**To be done**
Your task is to transcribe all the entries exactly, excluding pictures.

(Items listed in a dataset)

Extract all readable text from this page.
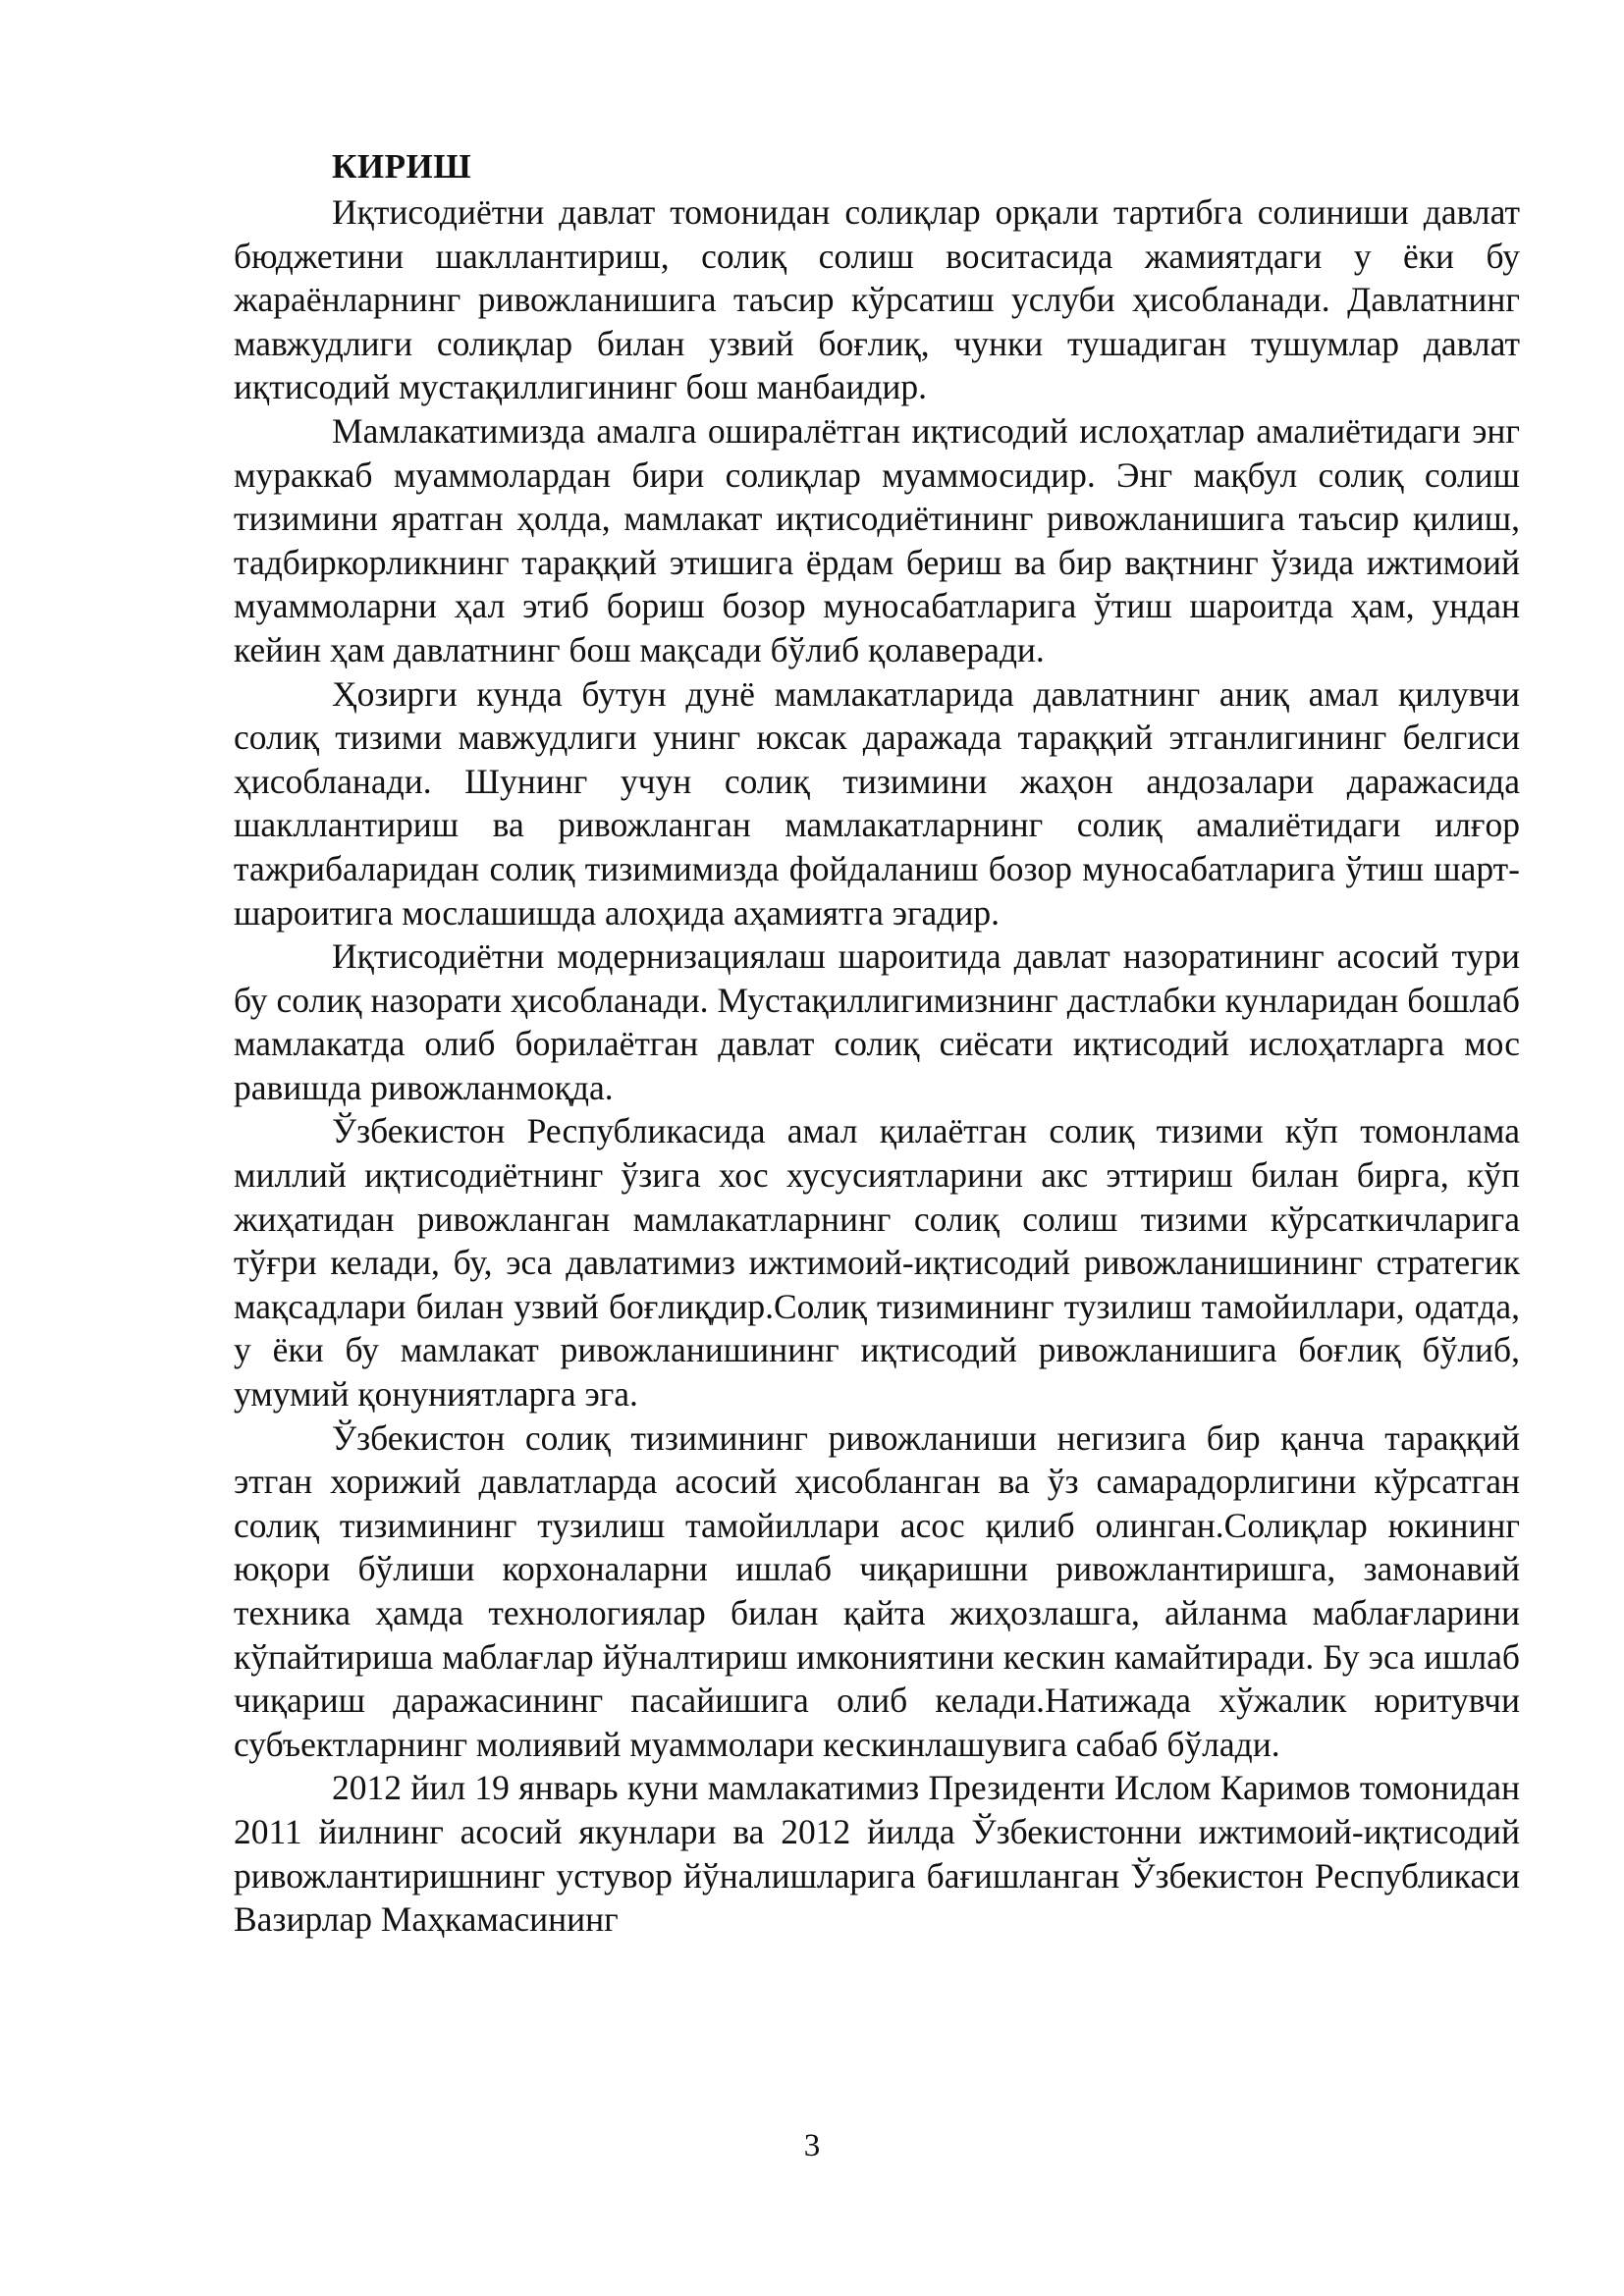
КИРИШ

Иқтисодиётни давлат томонидан солиқлар орқали тартибга солиниши давлат бюджетини шакллантириш, солиқ солиш воситасида жамиятдаги у ёки бу жараёнларнинг ривожланишига таъсир кўрсатиш услуби ҳисобланади. Давлатнинг мавжудлиги солиқлар билан узвий боғлиқ, чунки тушадиган тушумлар давлат иқтисодий мустақиллигининг бош манбаидир.

Мамлакатимизда амалга оширалётган иқтисодий ислоҳатлар амалиётидаги энг мураккаб муаммолардан бири солиқлар муаммосидир. Энг мақбул солиқ солиш тизимини яратган ҳолда, мамлакат иқтисодиётининг ривожланишига таъсир қилиш, тадбиркорликнинг тараққий этишига ёрдам бериш ва бир вақтнинг ўзида ижтимоий муаммоларни ҳал этиб бориш бозор муносабатларига ўтиш шароитда ҳам, ундан кейин ҳам давлатнинг бош мақсади бўлиб қолаверади.

Ҳозирги кунда бутун дунё мамлакатларида давлатнинг аниқ амал қилувчи солиқ тизими мавжудлиги унинг юксак даражада тараққий этганлигининг белгиси ҳисобланади. Шунинг учун солиқ тизимини жаҳон андозалари даражасида шакллантириш ва ривожланган мамлакатларнинг солиқ амалиётидаги илғор тажрибаларидан солиқ тизимимизда фойдаланиш бозор муносабатларига ўтиш шарт-шароитига мослашишда алоҳида аҳамиятга эгадир.

Иқтисодиётни модернизациялаш шароитида давлат назоратининг асосий тури бу солиқ назорати ҳисобланади. Мустақиллигимизнинг дастлабки кунларидан бошлаб мамлакатда олиб борилаётган давлат солиқ сиёсати иқтисодий ислоҳатларга мос равишда ривожланмоқда.

Ўзбекистон Республикасида амал қилаётган солиқ тизими кўп томонлама миллий иқтисодиётнинг ўзига хос хусусиятларини акс эттириш билан бирга, кўп жиҳатидан ривожланган мамлакатларнинг солиқ солиш тизими кўрсаткичларига тўғри келади, бу, эса давлатимиз ижтимоий-иқтисодий ривожланишининг стратегик мақсадлари билан узвий боғлиқдир.Солиқ тизимининг тузилиш тамойиллари, одатда, у ёки бу мамлакат ривожланишининг иқтисодий ривожланишига боғлиқ бўлиб, умумий қонуниятларга эга.

Ўзбекистон солиқ тизимининг ривожланиши негизига бир қанча тараққий этган хорижий давлатларда асосий ҳисобланган ва ўз самарадорлигини кўрсатган солиқ тизимининг тузилиш тамойиллари асос қилиб олинган.Солиқлар юкининг юқори бўлиши корхоналарни ишлаб чиқаришни ривожлантиришга, замонавий техника ҳамда технологиялар билан қайта жиҳозлашга, айланма маблағларини кўпайтириша маблағлар йўналтириш имкониятини кескин камайтиради. Бу эса ишлаб чиқариш даражасининг пасайишига олиб келади.Натижада хўжалик юритувчи субъектларнинг молиявий муаммолари кескинлашувига сабаб бўлади.

2012 йил 19 январь куни мамлакатимиз Президенти Ислом Каримов томонидан 2011 йилнинг асосий якунлари ва 2012 йилда Ўзбекистонни ижтимоий-иқтисодий ривожлантиришнинг устувор йўналишларига бағишланган Ўзбекистон Республикаси Вазирлар Маҳкамасининг

3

**Task output**
Extract all readable text from this page.
КИРИШ

Иқтисодиётни давлат томонидан солиқлар орқали тартибга солиниши давлат бюджетини шакллантириш, солиқ солиш воситасида жамиятдаги у ёки бу жараёнларнинг ривожланишига таъсир кўрсатиш услуби ҳисобланади. Давлатнинг мавжудлиги солиқлар билан узвий боғлиқ, чунки тушадиган тушумлар давлат иқтисодий мустақиллигининг бош манбаидир.

Мамлакатимизда амалга оширалётган иқтисодий ислоҳатлар амалиётидаги энг мураккаб муаммолардан бири солиқлар муаммосидир. Энг мақбул солиқ солиш тизимини яратган ҳолда, мамлакат иқтисодиётининг ривожланишига таъсир қилиш, тадбиркорликнинг тараққий этишига ёрдам бериш ва бир вақтнинг ўзида ижтимоий муаммоларни ҳал этиб бориш бозор муносабатларига ўтиш шароитда ҳам, ундан кейин ҳам давлатнинг бош мақсади бўлиб қолаверади.

Ҳозирги кунда бутун дунё мамлакатларида давлатнинг аниқ амал қилувчи солиқ тизими мавжудлиги унинг юксак даражада тараққий этганлигининг белгиси ҳисобланади. Шунинг учун солиқ тизимини жаҳон андозалари даражасида шакллантириш ва ривожланган мамлакатларнинг солиқ амалиётидаги илғор тажрибаларидан солиқ тизимимизда фойдаланиш бозор муносабатларига ўтиш шарт-шароитига мослашишда алоҳида аҳамиятга эгадир.

Иқтисодиётни модернизациялаш шароитида давлат назоратининг асосий тури бу солиқ назорати ҳисобланади. Мустақиллигимизнинг дастлабки кунларидан бошлаб мамлакатда олиб борилаётган давлат солиқ сиёсати иқтисодий ислоҳатларга мос равишда ривожланмоқда.

Ўзбекистон Республикасида амал қилаётган солиқ тизими кўп томонлама миллий иқтисодиётнинг ўзига хос хусусиятларини акс эттириш билан бирга, кўп жиҳатидан ривожланган мамлакатларнинг солиқ солиш тизими кўрсаткичларига тўғри келади, бу, эса давлатимиз ижтимоий-иқтисодий ривожланишининг стратегик мақсадлари билан узвий боғлиқдир.Солиқ тизимининг тузилиш тамойиллари, одатда, у ёки бу мамлакат ривожланишининг иқтисодий ривожланишига боғлиқ бўлиб, умумий қонуниятларга эга.

Ўзбекистон солиқ тизимининг ривожланиши негизига бир қанча тараққий этган хорижий давлатларда асосий ҳисобланган ва ўз самарадорлигини кўрсатган солиқ тизимининг тузилиш тамойиллари асос қилиб олинган.Солиқлар юкининг юқори бўлиши корхоналарни ишлаб чиқаришни ривожлантиришга, замонавий техника ҳамда технологиялар билан қайта жиҳозлашга, айланма маблағларини кўпайтириша маблағлар йўналтириш имкониятини кескин камайтиради. Бу эса ишлаб чиқариш даражасининг пасайишига олиб келади.Натижада хўжалик юритувчи субъектларнинг молиявий муаммолари кескинлашувига сабаб бўлади.

2012 йил 19 январь куни мамлакатимиз Президенти Ислом Каримов томонидан 2011 йилнинг асосий якунлари ва 2012 йилда Ўзбекистонни ижтимоий-иқтисодий ривожлантиришнинг устувор йўналишларига бағишланган Ўзбекистон Республикаси Вазирлар Маҳкамасининг

3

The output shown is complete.